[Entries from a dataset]
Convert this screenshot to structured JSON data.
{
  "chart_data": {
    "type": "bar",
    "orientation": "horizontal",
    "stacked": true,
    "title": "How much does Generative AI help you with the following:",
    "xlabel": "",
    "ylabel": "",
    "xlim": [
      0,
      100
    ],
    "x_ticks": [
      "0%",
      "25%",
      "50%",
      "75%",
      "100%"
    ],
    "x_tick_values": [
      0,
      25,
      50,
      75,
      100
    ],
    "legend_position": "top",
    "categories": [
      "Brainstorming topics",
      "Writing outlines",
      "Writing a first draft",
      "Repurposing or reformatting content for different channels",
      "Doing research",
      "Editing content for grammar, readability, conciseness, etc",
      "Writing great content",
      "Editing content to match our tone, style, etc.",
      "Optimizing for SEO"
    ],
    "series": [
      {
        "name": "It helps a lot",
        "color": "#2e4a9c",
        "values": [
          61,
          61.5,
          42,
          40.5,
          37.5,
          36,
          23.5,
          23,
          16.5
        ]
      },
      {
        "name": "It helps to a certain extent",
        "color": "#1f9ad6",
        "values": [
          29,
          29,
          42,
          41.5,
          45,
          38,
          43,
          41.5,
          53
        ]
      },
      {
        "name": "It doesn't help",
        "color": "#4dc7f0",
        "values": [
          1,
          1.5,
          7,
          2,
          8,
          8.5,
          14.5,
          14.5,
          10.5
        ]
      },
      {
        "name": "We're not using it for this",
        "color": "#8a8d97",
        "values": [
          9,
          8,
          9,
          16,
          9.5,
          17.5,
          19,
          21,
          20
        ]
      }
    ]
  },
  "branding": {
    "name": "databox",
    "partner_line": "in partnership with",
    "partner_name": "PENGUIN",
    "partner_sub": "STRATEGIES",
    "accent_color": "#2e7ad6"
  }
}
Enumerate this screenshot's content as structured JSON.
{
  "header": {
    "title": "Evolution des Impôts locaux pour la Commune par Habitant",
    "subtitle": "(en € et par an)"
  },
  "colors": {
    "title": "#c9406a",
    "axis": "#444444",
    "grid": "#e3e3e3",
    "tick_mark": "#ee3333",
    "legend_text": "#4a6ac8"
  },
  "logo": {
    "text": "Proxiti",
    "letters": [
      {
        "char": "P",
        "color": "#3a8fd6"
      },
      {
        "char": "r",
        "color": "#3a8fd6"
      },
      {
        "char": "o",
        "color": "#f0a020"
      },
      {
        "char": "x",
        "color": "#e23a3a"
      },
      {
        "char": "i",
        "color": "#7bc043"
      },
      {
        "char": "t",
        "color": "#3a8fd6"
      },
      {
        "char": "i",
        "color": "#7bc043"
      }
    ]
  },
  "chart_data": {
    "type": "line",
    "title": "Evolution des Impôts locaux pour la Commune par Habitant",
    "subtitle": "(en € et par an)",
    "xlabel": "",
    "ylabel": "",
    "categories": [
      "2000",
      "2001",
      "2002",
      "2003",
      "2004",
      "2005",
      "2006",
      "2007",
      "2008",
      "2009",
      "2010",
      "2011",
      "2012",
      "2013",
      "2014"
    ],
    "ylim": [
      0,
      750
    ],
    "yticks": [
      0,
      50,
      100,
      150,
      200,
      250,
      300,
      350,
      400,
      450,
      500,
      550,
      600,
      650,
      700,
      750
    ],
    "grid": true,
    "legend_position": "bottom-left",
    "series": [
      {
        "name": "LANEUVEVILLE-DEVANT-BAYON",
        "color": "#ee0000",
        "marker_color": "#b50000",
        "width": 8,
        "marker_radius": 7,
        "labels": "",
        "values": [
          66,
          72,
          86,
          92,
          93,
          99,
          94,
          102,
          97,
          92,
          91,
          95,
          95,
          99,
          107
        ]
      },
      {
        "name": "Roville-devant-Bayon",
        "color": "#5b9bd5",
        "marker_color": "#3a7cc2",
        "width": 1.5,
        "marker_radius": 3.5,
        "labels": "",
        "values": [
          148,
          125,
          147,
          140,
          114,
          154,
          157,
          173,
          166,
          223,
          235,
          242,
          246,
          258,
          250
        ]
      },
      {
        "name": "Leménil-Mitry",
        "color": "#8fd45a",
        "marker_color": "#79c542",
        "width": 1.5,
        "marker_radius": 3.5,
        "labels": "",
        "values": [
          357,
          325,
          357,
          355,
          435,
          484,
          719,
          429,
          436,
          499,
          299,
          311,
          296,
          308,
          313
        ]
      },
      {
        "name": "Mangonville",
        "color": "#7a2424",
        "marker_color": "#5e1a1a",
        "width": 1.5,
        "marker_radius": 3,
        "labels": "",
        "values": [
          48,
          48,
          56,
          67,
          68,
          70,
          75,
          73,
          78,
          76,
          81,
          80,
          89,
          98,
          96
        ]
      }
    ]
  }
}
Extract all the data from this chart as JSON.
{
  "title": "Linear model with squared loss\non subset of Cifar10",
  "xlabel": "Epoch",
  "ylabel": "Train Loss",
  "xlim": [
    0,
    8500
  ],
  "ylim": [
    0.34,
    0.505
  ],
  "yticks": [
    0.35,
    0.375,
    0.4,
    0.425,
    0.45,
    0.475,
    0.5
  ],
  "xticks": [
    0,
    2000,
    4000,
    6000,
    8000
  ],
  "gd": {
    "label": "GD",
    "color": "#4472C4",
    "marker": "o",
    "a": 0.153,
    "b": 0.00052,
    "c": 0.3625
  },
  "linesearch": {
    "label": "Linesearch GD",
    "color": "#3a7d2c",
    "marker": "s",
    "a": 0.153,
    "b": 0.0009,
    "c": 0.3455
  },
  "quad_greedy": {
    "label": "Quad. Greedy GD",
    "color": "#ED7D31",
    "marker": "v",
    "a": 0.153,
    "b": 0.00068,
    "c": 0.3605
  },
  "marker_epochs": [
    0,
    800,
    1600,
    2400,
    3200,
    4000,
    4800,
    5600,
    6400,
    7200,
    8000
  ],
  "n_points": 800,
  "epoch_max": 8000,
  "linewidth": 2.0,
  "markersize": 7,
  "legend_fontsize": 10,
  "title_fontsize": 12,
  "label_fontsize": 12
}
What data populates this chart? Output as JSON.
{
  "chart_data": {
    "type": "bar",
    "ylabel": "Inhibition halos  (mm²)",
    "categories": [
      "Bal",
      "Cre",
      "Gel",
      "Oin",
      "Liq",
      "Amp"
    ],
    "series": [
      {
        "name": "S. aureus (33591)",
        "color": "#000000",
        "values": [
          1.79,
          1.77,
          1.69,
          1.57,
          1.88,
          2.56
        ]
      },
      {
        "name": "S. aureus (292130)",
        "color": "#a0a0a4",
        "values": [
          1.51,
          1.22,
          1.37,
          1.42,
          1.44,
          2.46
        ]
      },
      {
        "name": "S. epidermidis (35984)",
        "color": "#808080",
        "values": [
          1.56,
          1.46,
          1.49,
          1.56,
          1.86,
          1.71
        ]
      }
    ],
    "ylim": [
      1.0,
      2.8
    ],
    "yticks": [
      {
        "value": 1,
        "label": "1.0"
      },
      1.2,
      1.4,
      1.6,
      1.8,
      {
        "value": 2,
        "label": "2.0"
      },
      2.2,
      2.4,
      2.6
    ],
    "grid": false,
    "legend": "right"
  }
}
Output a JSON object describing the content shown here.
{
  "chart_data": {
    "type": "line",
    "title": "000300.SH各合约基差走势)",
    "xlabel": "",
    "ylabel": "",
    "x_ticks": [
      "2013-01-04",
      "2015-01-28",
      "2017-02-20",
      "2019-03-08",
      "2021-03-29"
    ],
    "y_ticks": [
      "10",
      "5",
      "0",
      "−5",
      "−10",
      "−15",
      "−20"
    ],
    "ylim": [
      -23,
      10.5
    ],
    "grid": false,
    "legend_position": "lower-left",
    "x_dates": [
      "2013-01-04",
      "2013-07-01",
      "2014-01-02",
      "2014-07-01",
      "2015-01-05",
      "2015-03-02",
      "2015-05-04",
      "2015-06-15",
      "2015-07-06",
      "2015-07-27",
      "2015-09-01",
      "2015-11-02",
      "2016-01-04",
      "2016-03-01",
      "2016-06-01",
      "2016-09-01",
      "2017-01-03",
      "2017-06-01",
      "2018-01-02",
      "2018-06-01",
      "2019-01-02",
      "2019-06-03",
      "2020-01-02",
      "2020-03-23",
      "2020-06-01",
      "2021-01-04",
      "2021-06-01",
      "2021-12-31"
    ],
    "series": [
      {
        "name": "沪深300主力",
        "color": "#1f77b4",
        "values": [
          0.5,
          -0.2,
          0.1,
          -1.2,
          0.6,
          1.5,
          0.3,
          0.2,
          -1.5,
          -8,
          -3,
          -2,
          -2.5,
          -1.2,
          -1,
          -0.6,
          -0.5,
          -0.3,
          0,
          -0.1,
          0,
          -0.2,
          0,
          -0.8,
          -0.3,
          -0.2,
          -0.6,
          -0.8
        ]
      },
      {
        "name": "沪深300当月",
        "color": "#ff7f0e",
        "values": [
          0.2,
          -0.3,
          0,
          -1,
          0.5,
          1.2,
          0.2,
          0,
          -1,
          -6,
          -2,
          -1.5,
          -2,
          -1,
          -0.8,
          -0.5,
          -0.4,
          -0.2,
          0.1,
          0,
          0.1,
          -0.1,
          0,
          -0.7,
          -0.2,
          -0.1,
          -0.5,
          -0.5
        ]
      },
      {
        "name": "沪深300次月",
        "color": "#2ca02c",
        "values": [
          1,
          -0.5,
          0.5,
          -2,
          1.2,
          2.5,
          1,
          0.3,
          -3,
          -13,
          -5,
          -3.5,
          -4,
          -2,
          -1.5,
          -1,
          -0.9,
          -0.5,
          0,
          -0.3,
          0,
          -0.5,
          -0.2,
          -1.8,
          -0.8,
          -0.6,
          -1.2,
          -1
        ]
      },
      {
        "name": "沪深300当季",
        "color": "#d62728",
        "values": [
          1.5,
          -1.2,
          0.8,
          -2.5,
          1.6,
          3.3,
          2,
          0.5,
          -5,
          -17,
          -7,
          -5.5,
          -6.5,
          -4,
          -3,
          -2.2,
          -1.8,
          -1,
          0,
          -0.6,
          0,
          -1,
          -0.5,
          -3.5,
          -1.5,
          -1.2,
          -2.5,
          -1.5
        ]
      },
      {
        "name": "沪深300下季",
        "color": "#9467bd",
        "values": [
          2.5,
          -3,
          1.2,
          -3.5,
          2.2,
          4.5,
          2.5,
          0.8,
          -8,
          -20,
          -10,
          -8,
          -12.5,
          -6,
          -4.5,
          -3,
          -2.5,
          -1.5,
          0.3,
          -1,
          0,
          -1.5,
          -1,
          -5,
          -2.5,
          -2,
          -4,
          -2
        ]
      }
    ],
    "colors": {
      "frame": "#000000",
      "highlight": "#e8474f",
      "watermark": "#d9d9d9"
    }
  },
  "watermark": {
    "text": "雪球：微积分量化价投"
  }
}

Exercise objective ->
Each line containing "this" counts once; state the total number of such lines and nothing else.

Written solution ->
5